--- Data entries ---

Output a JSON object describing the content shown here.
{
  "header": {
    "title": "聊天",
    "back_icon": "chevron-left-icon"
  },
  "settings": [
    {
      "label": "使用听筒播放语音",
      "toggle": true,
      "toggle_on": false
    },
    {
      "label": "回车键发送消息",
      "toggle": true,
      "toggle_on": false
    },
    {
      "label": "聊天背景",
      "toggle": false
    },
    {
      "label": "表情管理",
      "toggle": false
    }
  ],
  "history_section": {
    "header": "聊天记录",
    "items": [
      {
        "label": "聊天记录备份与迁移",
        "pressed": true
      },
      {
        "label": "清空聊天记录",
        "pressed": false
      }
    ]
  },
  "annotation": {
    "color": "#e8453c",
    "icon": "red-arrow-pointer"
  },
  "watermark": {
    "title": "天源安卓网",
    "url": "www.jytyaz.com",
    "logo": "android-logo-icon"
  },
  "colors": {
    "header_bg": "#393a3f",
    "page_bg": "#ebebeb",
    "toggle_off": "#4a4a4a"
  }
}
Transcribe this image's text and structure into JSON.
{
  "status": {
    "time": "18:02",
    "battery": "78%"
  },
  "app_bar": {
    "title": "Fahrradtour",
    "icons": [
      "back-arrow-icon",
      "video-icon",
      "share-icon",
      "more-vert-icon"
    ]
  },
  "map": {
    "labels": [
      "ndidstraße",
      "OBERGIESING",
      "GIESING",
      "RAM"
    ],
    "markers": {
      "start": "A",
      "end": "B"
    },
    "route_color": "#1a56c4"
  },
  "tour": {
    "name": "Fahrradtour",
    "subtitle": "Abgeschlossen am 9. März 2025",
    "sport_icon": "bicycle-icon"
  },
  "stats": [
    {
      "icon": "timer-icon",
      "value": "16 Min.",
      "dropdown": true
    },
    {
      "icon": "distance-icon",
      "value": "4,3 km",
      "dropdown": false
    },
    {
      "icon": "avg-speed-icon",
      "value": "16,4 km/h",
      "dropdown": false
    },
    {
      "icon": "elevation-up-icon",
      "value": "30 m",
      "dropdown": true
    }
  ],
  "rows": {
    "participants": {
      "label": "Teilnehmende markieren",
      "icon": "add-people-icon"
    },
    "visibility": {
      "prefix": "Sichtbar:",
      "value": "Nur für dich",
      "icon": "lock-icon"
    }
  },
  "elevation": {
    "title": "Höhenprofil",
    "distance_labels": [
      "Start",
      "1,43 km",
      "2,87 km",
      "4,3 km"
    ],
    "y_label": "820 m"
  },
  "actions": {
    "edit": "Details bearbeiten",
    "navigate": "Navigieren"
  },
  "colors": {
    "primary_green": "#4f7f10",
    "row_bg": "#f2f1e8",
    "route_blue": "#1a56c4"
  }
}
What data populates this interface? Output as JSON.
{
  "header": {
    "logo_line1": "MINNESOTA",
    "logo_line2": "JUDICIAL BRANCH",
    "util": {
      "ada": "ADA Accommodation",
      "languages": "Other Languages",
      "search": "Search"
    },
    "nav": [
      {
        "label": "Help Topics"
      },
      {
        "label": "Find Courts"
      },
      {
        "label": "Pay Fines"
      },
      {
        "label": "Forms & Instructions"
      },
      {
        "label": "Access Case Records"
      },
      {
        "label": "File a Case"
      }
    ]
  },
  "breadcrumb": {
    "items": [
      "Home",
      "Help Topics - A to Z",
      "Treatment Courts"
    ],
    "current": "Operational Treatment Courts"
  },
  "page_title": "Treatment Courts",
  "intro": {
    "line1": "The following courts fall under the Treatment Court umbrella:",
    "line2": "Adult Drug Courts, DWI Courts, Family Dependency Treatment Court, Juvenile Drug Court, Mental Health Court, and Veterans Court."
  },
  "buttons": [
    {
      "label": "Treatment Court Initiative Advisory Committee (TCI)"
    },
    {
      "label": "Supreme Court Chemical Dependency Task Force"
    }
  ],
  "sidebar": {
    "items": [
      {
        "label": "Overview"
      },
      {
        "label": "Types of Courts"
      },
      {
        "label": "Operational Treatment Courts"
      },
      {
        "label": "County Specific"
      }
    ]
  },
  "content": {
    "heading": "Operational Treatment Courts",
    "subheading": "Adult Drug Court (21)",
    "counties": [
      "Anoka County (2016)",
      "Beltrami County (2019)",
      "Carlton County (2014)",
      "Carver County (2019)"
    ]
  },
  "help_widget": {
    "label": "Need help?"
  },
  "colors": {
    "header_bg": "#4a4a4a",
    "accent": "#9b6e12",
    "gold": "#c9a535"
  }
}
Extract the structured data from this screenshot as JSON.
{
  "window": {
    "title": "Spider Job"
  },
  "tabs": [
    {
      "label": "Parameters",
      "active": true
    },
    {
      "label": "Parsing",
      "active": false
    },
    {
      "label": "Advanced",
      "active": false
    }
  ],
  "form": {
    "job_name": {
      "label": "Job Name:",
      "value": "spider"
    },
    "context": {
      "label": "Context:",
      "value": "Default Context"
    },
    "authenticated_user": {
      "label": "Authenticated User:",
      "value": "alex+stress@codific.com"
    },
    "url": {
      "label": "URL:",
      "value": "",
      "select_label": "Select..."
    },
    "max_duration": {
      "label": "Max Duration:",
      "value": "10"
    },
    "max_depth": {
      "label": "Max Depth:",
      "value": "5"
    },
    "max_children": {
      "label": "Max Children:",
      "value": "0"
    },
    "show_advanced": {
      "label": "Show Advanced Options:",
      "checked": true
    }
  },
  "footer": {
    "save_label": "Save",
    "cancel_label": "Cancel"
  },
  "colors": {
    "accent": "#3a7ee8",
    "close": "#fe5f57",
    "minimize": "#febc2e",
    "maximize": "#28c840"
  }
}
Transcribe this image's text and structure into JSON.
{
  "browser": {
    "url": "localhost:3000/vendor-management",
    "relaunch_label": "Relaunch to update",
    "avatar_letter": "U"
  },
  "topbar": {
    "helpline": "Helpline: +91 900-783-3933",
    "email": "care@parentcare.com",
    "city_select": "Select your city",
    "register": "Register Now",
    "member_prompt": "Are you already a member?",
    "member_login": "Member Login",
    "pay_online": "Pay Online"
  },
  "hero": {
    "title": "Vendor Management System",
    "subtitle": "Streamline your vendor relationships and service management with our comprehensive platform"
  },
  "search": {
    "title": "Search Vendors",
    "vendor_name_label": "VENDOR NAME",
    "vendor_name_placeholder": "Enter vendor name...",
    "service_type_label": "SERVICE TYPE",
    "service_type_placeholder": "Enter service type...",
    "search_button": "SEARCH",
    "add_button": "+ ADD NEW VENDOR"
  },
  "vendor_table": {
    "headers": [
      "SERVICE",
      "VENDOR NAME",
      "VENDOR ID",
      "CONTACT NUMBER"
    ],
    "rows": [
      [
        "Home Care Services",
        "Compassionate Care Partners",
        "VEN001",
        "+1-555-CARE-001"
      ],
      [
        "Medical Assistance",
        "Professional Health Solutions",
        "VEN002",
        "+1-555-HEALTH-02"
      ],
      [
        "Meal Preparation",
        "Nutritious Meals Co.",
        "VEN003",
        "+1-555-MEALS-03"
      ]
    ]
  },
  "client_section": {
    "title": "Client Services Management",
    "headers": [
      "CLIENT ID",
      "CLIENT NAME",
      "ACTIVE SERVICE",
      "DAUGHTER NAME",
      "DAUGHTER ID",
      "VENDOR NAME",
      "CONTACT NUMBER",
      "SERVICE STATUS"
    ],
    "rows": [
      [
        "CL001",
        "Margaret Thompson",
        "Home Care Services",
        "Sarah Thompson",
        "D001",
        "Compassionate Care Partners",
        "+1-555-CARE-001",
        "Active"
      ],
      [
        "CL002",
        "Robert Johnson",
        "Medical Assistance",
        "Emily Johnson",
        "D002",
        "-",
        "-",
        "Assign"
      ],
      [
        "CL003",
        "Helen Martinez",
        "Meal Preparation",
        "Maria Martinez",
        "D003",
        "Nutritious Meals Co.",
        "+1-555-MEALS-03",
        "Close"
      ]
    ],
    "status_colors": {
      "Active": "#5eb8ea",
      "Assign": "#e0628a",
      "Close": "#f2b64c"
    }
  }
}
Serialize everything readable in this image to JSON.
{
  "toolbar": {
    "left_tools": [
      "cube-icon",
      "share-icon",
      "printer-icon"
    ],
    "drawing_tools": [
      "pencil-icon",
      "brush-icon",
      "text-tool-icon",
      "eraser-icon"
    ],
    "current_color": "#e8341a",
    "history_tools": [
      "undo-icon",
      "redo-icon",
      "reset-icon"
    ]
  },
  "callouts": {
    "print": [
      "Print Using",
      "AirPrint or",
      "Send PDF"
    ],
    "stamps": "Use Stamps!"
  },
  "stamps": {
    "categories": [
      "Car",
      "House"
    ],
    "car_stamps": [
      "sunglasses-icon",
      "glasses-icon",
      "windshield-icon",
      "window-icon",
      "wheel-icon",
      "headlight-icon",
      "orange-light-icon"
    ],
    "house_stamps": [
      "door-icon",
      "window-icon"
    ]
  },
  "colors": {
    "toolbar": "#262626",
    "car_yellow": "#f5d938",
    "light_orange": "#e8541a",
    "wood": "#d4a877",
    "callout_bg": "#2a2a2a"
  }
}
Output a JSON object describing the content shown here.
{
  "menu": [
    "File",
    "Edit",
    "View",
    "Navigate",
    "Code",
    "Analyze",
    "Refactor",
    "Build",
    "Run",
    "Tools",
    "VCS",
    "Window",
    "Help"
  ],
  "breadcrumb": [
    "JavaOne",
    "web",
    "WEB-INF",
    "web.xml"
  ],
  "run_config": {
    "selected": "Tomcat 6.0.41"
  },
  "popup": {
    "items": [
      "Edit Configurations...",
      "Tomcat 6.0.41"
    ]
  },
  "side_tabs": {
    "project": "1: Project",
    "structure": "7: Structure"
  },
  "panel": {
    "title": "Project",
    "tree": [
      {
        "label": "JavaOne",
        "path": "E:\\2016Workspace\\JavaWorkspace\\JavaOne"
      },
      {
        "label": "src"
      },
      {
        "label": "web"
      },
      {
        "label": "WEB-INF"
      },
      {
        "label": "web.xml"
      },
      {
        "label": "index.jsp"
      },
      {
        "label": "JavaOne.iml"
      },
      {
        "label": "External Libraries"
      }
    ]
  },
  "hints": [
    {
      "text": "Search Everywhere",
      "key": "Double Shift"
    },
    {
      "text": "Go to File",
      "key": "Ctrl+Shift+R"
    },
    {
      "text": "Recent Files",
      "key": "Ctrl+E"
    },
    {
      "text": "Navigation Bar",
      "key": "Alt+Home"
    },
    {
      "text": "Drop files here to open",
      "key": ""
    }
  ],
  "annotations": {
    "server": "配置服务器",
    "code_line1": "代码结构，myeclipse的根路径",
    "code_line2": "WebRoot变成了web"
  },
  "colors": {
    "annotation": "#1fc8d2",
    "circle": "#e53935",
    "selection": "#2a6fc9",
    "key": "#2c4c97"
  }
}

---

_Exercise:_ Scan the listing above and identify each line holding the string "Operational"; copy every such line.

_Written answer:_
    "current": "Operational Treatment Courts"
        "label": "Operational Treatment Courts"
    "heading": "Operational Treatment Courts",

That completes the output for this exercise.